● SHORT EXERCISE: Show, in full, each line of the data that contains "article".

● INPUT MATERIAL:
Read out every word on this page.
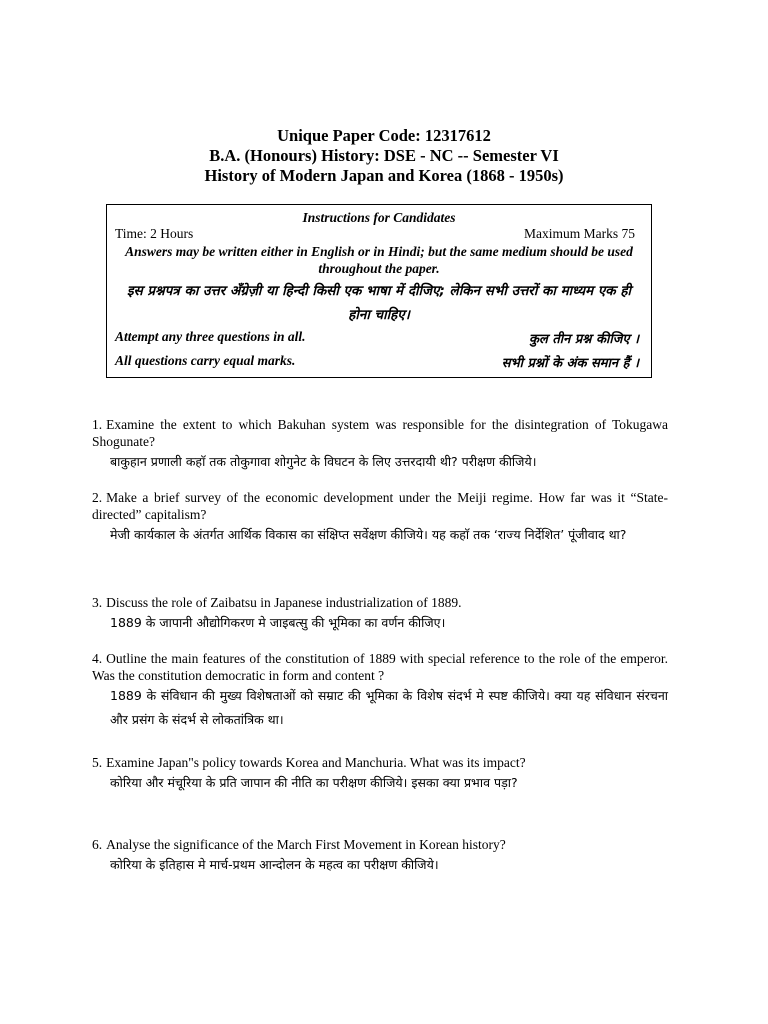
Unique Paper Code: 12317612
B.A. (Honours) History: DSE - NC -- Semester VI
History of Modern Japan and Korea (1868 - 1950s)
Instructions for Candidates
Time: 2 Hours	Maximum Marks 75
Answers may be written either in English or in Hindi; but the same medium should be used throughout the paper.
इस प्रश्नपत्र का उत्तर अँग्रेज़ी या हिन्दी किसी एक भाषा में दीजिए; लेकिन सभी उत्तरों का माध्यम एक ही होना चाहिए।
Attempt any three questions in all.	कुल तीन प्रश्न कीजिए ।
All questions carry equal marks.	सभी प्रश्नों के अंक समान हैं ।
1. Examine the extent to which Bakuhan system was responsible for the disintegration of Tokugawa Shogunate?
बाकुहान प्रणाली कहाॅ तक तोकुगावा शोगुनेट के विघटन के लिए उत्तरदायी थी? परीक्षण कीजिये।
2. Make a brief survey of the economic development under the Meiji regime. How far was it “State-directed” capitalism?
मेजी कार्यकाल के अंतर्गत आर्थिक विकास का संक्षिप्त सर्वेक्षण कीजिये। यह कहाॅ तक ‘राज्य निर्देशित’ पूंजीवाद था?
3. Discuss the role of Zaibatsu in Japanese industrialization of 1889.
1889 के जापानी औद्योगिकरण मे जाइबत्सु की भूमिका का वर्णन कीजिए।
4. Outline the main features of the constitution of 1889 with special reference to the role of the emperor. Was the constitution democratic in form and content ?
1889 के संविधान की मुख्य विशेषताओं को सम्राट की भूमिका के विशेष संदर्भ मे स्पष्ट कीजिये। क्या यह संविधान संरचना और प्रसंग के संदर्भ से लोकतांत्रिक था।
5. Examine Japan"s policy towards Korea and Manchuria. What was its impact?
कोरिया और मंचूरिया के प्रति जापान की नीति का परीक्षण कीजिये। इसका क्या प्रभाव पड़ा?
6. Analyse the significance of the March First Movement in Korean history?
कोरिया के इतिहास मे मार्च-प्रथम आन्दोलन के महत्व का परीक्षण कीजिये।
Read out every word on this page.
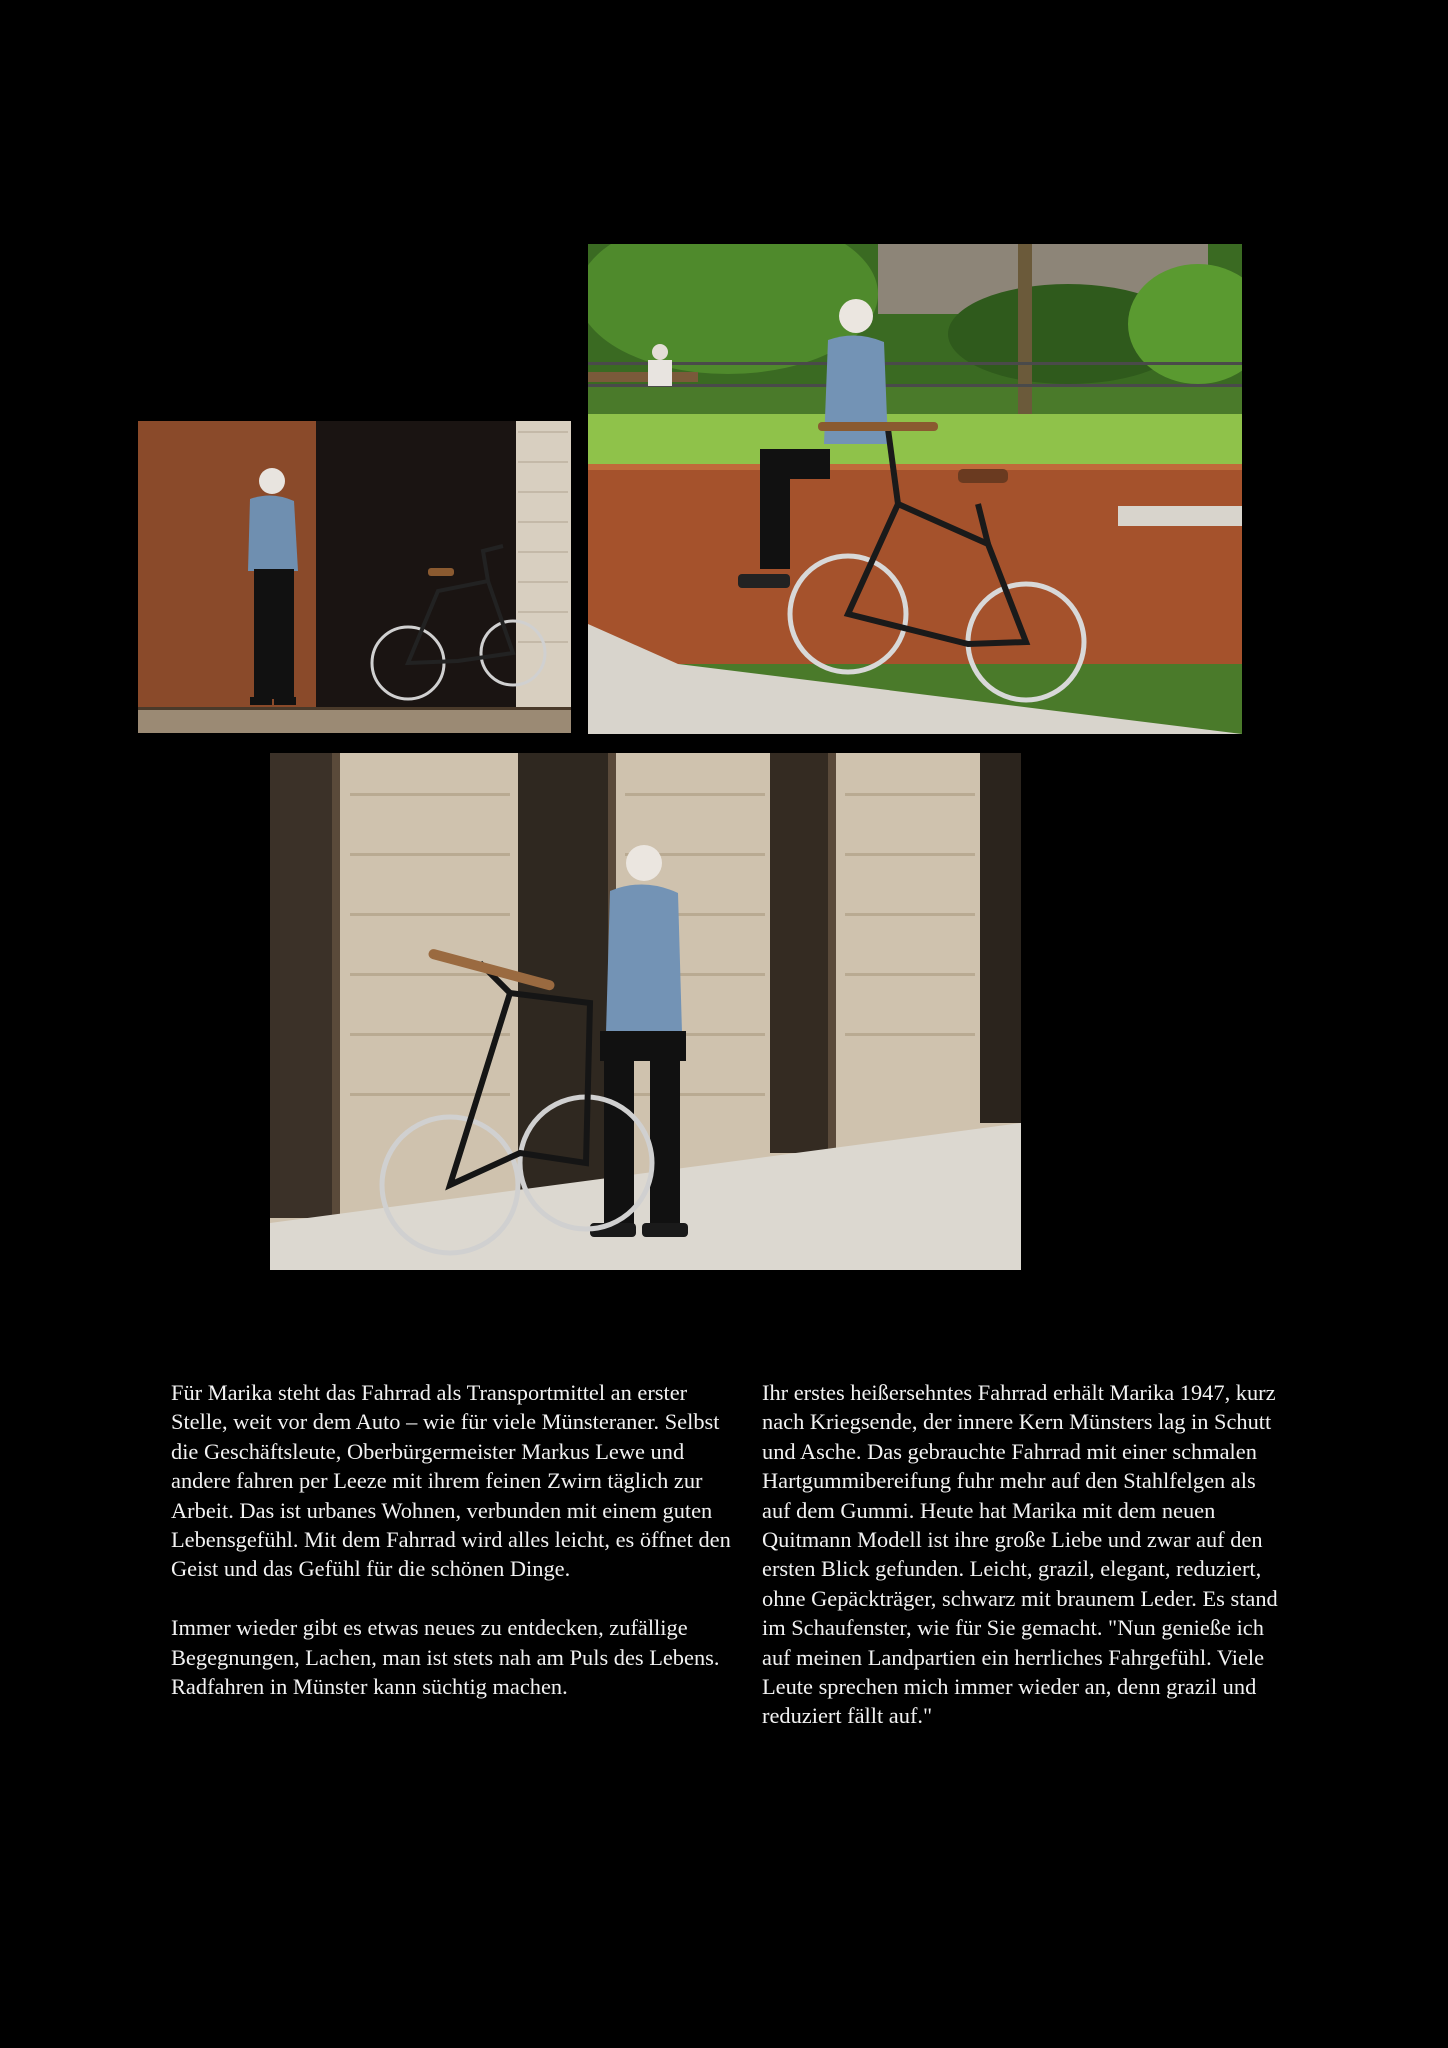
Für Marika steht das Fahrrad als Transportmittel an erster Stelle, weit vor dem Auto – wie für viele Münsteraner. Selbst die Geschäftsleute, Oberbürgermeister Markus Lewe und andere fahren per Leeze mit ihrem feinen Zwirn täglich zur Arbeit. Das ist urbanes Wohnen, verbunden mit einem guten Lebensgefühl. Mit dem Fahrrad wird alles leicht, es öffnet den Geist und das Gefühl für die schönen Dinge.

Immer wieder gibt es etwas neues zu entdecken, zufällige Begegnungen, Lachen, man ist stets nah am Puls des Lebens. Radfahren in Münster kann süchtig machen.

Ihr erstes heißersehntes Fahrrad erhält Marika 1947, kurz nach Kriegsende, der innere Kern Münsters lag in Schutt und Asche. Das gebrauchte Fahrrad mit einer schmalen Hartgummibereifung fuhr mehr auf den Stahlfelgen als auf dem Gummi. Heute hat Marika mit dem neuen Quitmann Modell ist ihre große Liebe und zwar auf den ersten Blick gefunden. Leicht, grazil, elegant, reduziert, ohne Gepäckträger, schwarz mit braunem Leder. Es stand im Schaufenster, wie für Sie gemacht. "Nun genieße ich auf meinen Landpartien ein herrliches Fahrgefühl. Viele Leute sprechen mich immer wieder an, denn grazil und reduziert fällt auf."
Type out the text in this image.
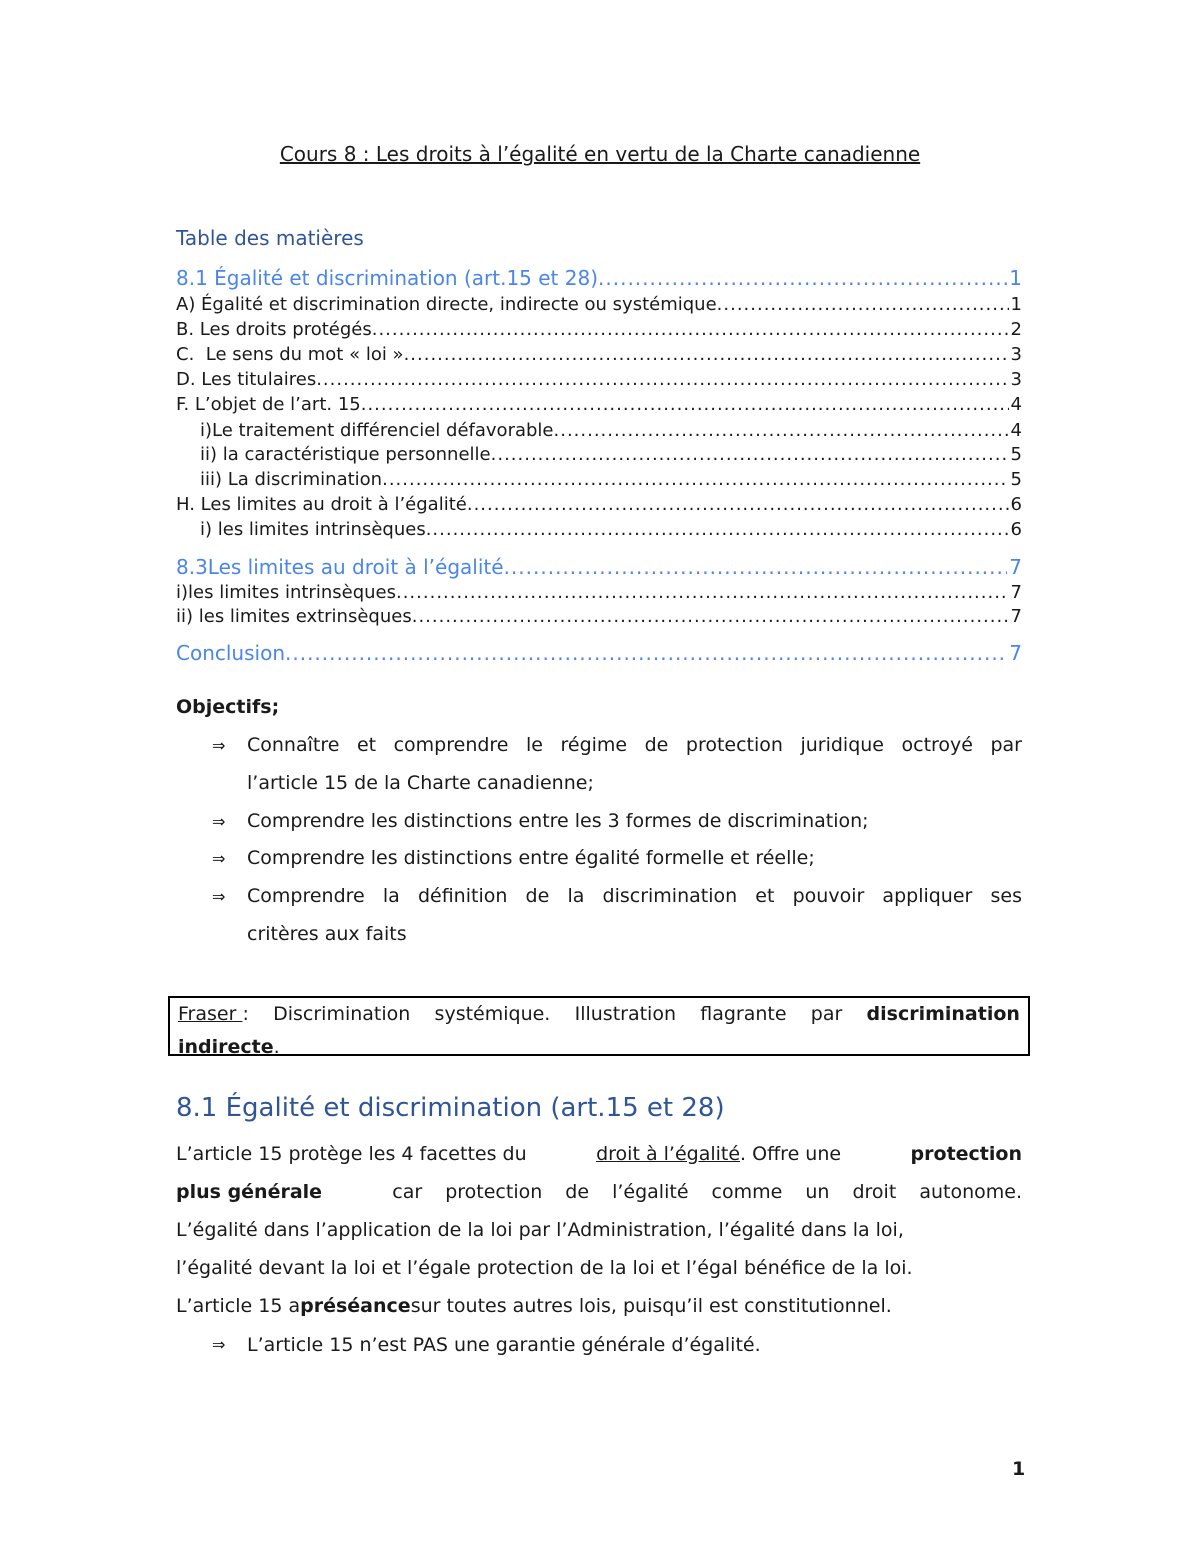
Cours 8 : Les droits à l’égalité en vertu de la Charte canadienne
Table des matières
8.1 Égalité et discrimination (art.15 et 28) .....	1
A) Égalité et discrimination directe, indirecte ou systémique .....	1
B. Les droits protégés .....	2
C.  Le sens du mot « loi » .....	3
D. Les titulaires .....	3
F. L’objet de l’art. 15 .....	4
i)Le traitement différenciel défavorable .....	4
ii) la caractéristique personnelle .....	5
iii) La discrimination .....	5
H. Les limites au droit à l’égalité .....	6
i) les limites intrinsèques .....	6
8.3Les limites au droit à l’égalité .....	7
i)les limites intrinsèques .....	7
ii) les limites extrinsèques .....	7
Conclusion .....	7
Objectifs;
⇒ Connaître et comprendre le régime de protection juridique octroyé par
l’article 15 de la Charte canadienne;
⇒ Comprendre les distinctions entre les 3 formes de discrimination;
⇒ Comprendre les distinctions entre égalité formelle et réelle;
⇒ Comprendre la définition de la discrimination et pouvoir appliquer ses
critères aux faits
Fraser : Discrimination systémique. Illustration flagrante par discrimination
indirecte.
8.1 Égalité et discrimination (art.15 et 28)
L’article 15 protège les 4 facettes du	droit à l’égalité. Offre une	protection
plus générale	car protection de l’égalité comme un droit autonome.
L’égalité dans l’application de la loi par l’Administration, l’égalité dans la loi,
l’égalité devant la loi et l’égale protection de la loi et l’égal bénéfice de la loi.
L’article 15 a préséance sur toutes autres lois, puisqu’il est constitutionnel.
⇒ L’article 15 n’est PAS une garantie générale d’égalité.
1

● ANSWER FOR THIS EXERCISE:
l’article 15 de la Charte canadienne;
L’article 15 protège les 4 facettes du	droit à l’égalité. Offre une	protection
L’article 15 a préséance sur toutes autres lois, puisqu’il est constitutionnel.
⇒ L’article 15 n’est PAS une garantie générale d’égalité.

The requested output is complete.